**Goal:** In the records that follow, show each line where the word "JSON" is present.

==================================================

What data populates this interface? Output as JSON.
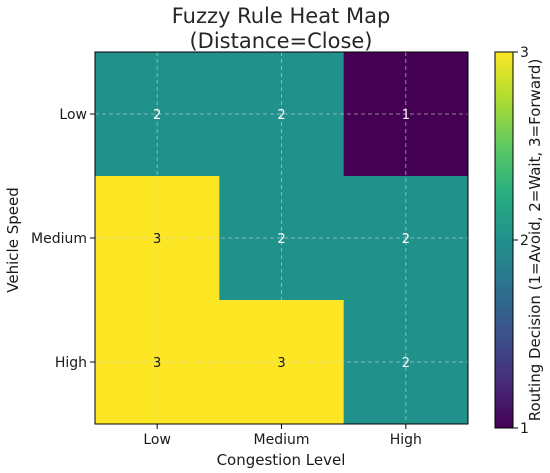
{
  "chart_data": {
    "type": "heatmap",
    "title_line1": "Fuzzy Rule Heat Map",
    "title_line2": "(Distance=Close)",
    "xlabel": "Congestion Level",
    "ylabel": "Vehicle Speed",
    "x_categories": [
      "Low",
      "Medium",
      "High"
    ],
    "y_categories": [
      "Low",
      "Medium",
      "High"
    ],
    "values": [
      [
        2,
        2,
        1
      ],
      [
        3,
        2,
        2
      ],
      [
        3,
        3,
        2
      ]
    ],
    "colorbar": {
      "label": "Routing Decision (1=Avoid, 2=Wait, 3=Forward)",
      "min": 1,
      "max": 3,
      "ticks": [
        "1",
        "2",
        "3"
      ],
      "colormap": "viridis"
    },
    "colors": {
      "low": "#440154",
      "mid": "#21918c",
      "high": "#fde725"
    },
    "grid": true,
    "annotations": true
  }
}
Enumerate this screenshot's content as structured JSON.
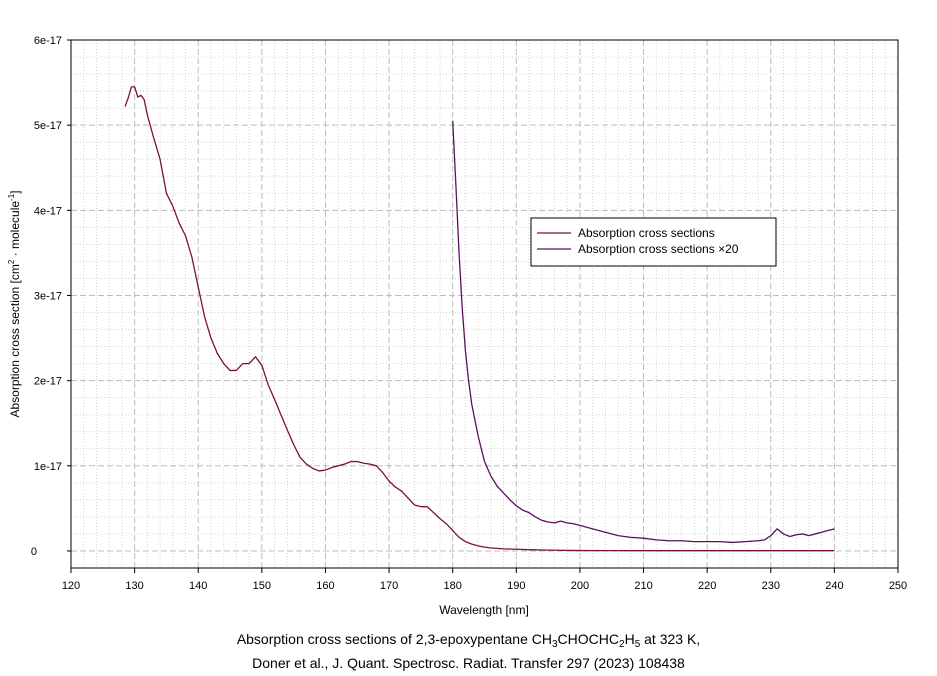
{
  "chart_data": {
    "type": "line",
    "xlabel": "Wavelength [nm]",
    "ylabel": "Absorption cross section [cm² · molecule⁻¹]",
    "ylabel_parts": {
      "pre": "Absorption cross section [cm",
      "sup1": "2",
      "mid": " · molecule",
      "sup2": "-1",
      "post": "]"
    },
    "xlim": [
      120,
      250
    ],
    "ylim": [
      -2e-18,
      6e-17
    ],
    "x_ticks": [
      120,
      130,
      140,
      150,
      160,
      170,
      180,
      190,
      200,
      210,
      220,
      230,
      240,
      250
    ],
    "x_tick_labels": [
      "120",
      "130",
      "140",
      "150",
      "160",
      "170",
      "180",
      "190",
      "200",
      "210",
      "220",
      "230",
      "240",
      "250"
    ],
    "y_ticks": [
      0,
      1e-17,
      2e-17,
      3e-17,
      4e-17,
      5e-17,
      6e-17
    ],
    "y_tick_labels": [
      "0",
      "1e-17",
      "2e-17",
      "3e-17",
      "4e-17",
      "5e-17",
      "6e-17"
    ],
    "grid": true,
    "legend_position": "right-center",
    "series": [
      {
        "name": "Absorption cross sections",
        "color": "#7a1040",
        "x": [
          128.5,
          129,
          129.5,
          130,
          130.5,
          131,
          131.5,
          132,
          133,
          134,
          135,
          136,
          137,
          138,
          139,
          140,
          141,
          142,
          143,
          144,
          145,
          146,
          147,
          148,
          149,
          150,
          151,
          152,
          153,
          154,
          155,
          156,
          157,
          158,
          159,
          160,
          161,
          162,
          163,
          164,
          165,
          166,
          167,
          168,
          169,
          170,
          171,
          172,
          173,
          174,
          175,
          176,
          177,
          178,
          179,
          180,
          181,
          182,
          183,
          184,
          185,
          186,
          187,
          188,
          190,
          192,
          195,
          200,
          205,
          210,
          215,
          220,
          225,
          230,
          235,
          240
        ],
        "y": [
          5.22e-17,
          5.32e-17,
          5.45e-17,
          5.45e-17,
          5.33e-17,
          5.35e-17,
          5.3e-17,
          5.12e-17,
          4.85e-17,
          4.6e-17,
          4.2e-17,
          4.05e-17,
          3.85e-17,
          3.7e-17,
          3.45e-17,
          3.1e-17,
          2.75e-17,
          2.5e-17,
          2.32e-17,
          2.2e-17,
          2.12e-17,
          2.12e-17,
          2.2e-17,
          2.2e-17,
          2.28e-17,
          2.18e-17,
          1.95e-17,
          1.78e-17,
          1.6e-17,
          1.42e-17,
          1.25e-17,
          1.1e-17,
          1.02e-17,
          9.7e-18,
          9.4e-18,
          9.5e-18,
          9.8e-18,
          1e-17,
          1.02e-17,
          1.05e-17,
          1.05e-17,
          1.03e-17,
          1.02e-17,
          1e-17,
          9.2e-18,
          8.2e-18,
          7.5e-18,
          7e-18,
          6.2e-18,
          5.4e-18,
          5.2e-18,
          5.2e-18,
          4.5e-18,
          3.8e-18,
          3.2e-18,
          2.4e-18,
          1.6e-18,
          1.1e-18,
          8e-19,
          6e-19,
          4.5e-19,
          3.5e-19,
          3e-19,
          2.5e-19,
          2e-19,
          1.5e-19,
          1e-19,
          5e-20,
          4e-20,
          3e-20,
          3e-20,
          3e-20,
          3e-20,
          3e-20,
          3e-20,
          3e-20
        ]
      },
      {
        "name": "Absorption cross sections ×20",
        "color": "#5a1060",
        "x": [
          180,
          180.5,
          181,
          181.5,
          182,
          182.5,
          183,
          184,
          185,
          186,
          187,
          188,
          189,
          190,
          191,
          192,
          193,
          194,
          195,
          196,
          197,
          198,
          199,
          200,
          202,
          204,
          206,
          208,
          210,
          212,
          214,
          216,
          218,
          220,
          222,
          224,
          226,
          228,
          229,
          230,
          231,
          232,
          233,
          234,
          235,
          236,
          237,
          238,
          239,
          240
        ],
        "y": [
          5.05e-17,
          4.3e-17,
          3.5e-17,
          2.85e-17,
          2.35e-17,
          2e-17,
          1.72e-17,
          1.35e-17,
          1.05e-17,
          8.8e-18,
          7.6e-18,
          6.8e-18,
          6e-18,
          5.3e-18,
          4.8e-18,
          4.5e-18,
          4e-18,
          3.6e-18,
          3.4e-18,
          3.3e-18,
          3.5e-18,
          3.3e-18,
          3.2e-18,
          3e-18,
          2.6e-18,
          2.2e-18,
          1.8e-18,
          1.6e-18,
          1.5e-18,
          1.3e-18,
          1.2e-18,
          1.2e-18,
          1.1e-18,
          1.1e-18,
          1.1e-18,
          1e-18,
          1.1e-18,
          1.2e-18,
          1.3e-18,
          1.8e-18,
          2.6e-18,
          2e-18,
          1.7e-18,
          1.9e-18,
          2e-18,
          1.8e-18,
          2e-18,
          2.2e-18,
          2.4e-18,
          2.6e-18
        ]
      }
    ]
  },
  "caption": {
    "line1_pre": "Absorption cross sections of 2,3-epoxypentane CH",
    "sub1": "3",
    "line1_mid": "CHOCHC",
    "sub2": "2",
    "line1_h": "H",
    "sub3": "5",
    "line1_post": " at 323 K,",
    "line2": "Doner et al., J. Quant. Spectrosc. Radiat. Transfer 297 (2023) 108438"
  }
}
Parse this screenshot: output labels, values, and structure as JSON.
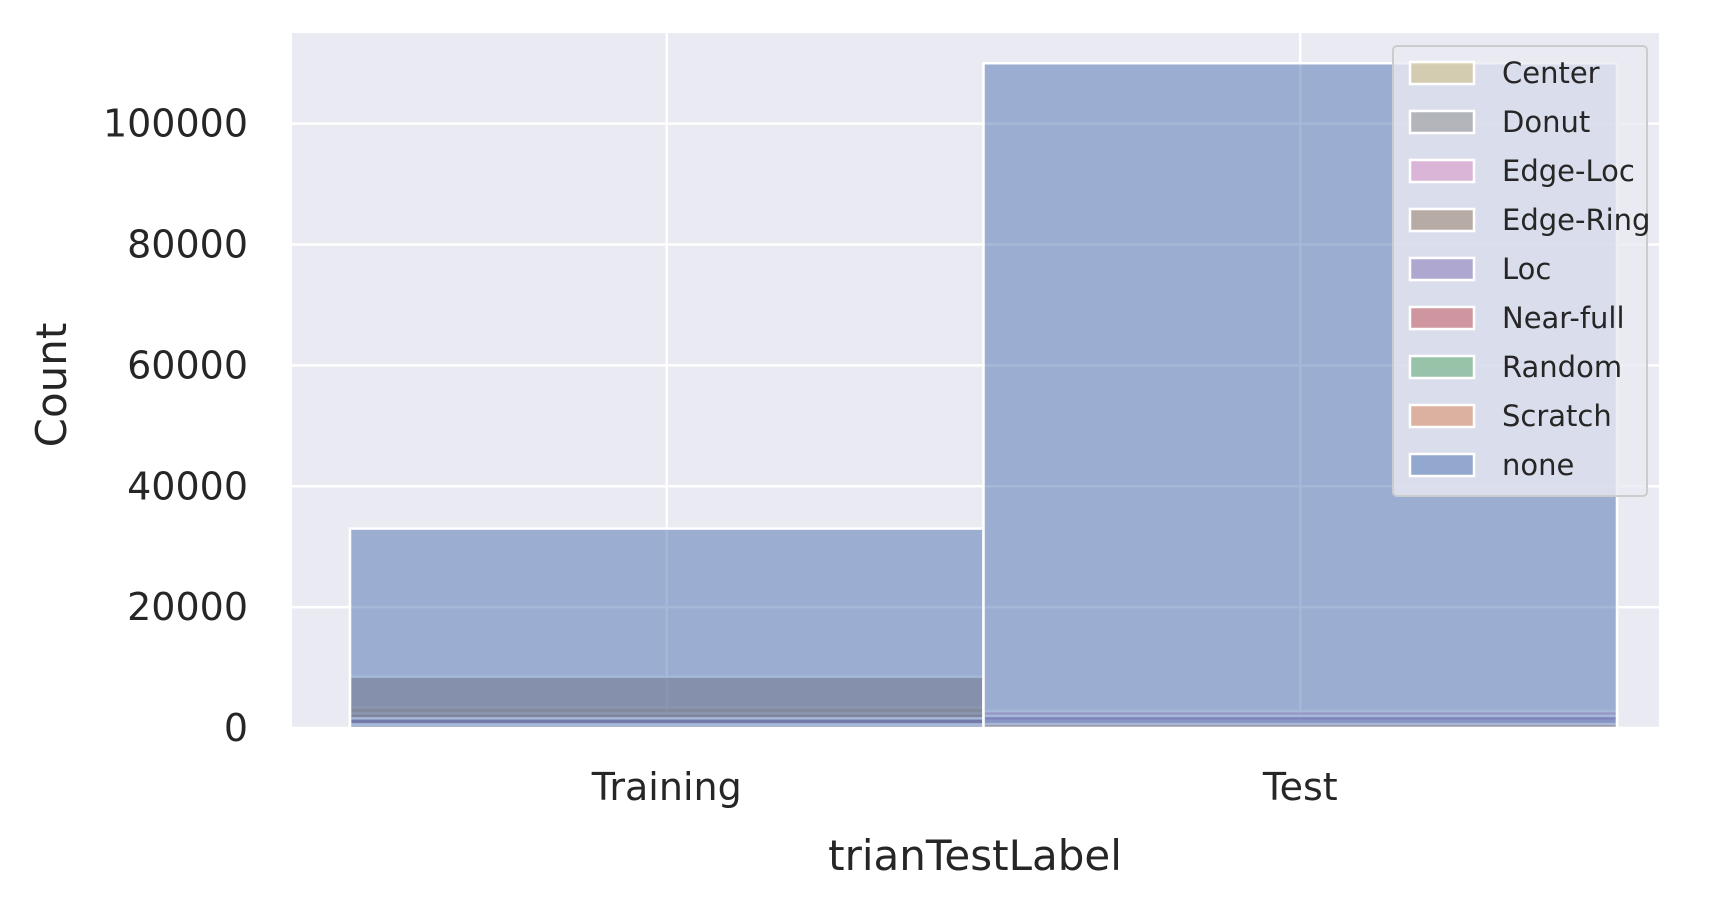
{
  "chart_data": {
    "type": "bar",
    "stacked": false,
    "overlaid": true,
    "categories": [
      "Training",
      "Test"
    ],
    "xlabel": "trianTestLabel",
    "ylabel": "Count",
    "ylim": [
      0,
      115000
    ],
    "yticks": [
      0,
      20000,
      40000,
      60000,
      80000,
      100000
    ],
    "ytick_labels": [
      "0",
      "20000",
      "40000",
      "60000",
      "80000",
      "100000"
    ],
    "grid": true,
    "legend_position": "top-right",
    "series": [
      {
        "name": "Center",
        "color": "#ccb974",
        "values": [
          3400,
          900
        ]
      },
      {
        "name": "Donut",
        "color": "#8c8c8c",
        "values": [
          400,
          100
        ]
      },
      {
        "name": "Edge-Loc",
        "color": "#da8bc3",
        "values": [
          2400,
          2800
        ]
      },
      {
        "name": "Edge-Ring",
        "color": "#937860",
        "values": [
          8500,
          1200
        ]
      },
      {
        "name": "Loc",
        "color": "#8172b3",
        "values": [
          1600,
          2000
        ]
      },
      {
        "name": "Near-full",
        "color": "#c44e52",
        "values": [
          50,
          100
        ]
      },
      {
        "name": "Random",
        "color": "#55a868",
        "values": [
          600,
          300
        ]
      },
      {
        "name": "Scratch",
        "color": "#dd8452",
        "values": [
          500,
          700
        ]
      },
      {
        "name": "none",
        "color": "#4c72b0",
        "values": [
          33000,
          110000
        ]
      }
    ]
  }
}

==================================================

**The output:**
What data populates this interface? Output as JSON.
Enumerate this screenshot's content as structured JSON.
Parse this screenshot: output labels, values, and structure as JSON.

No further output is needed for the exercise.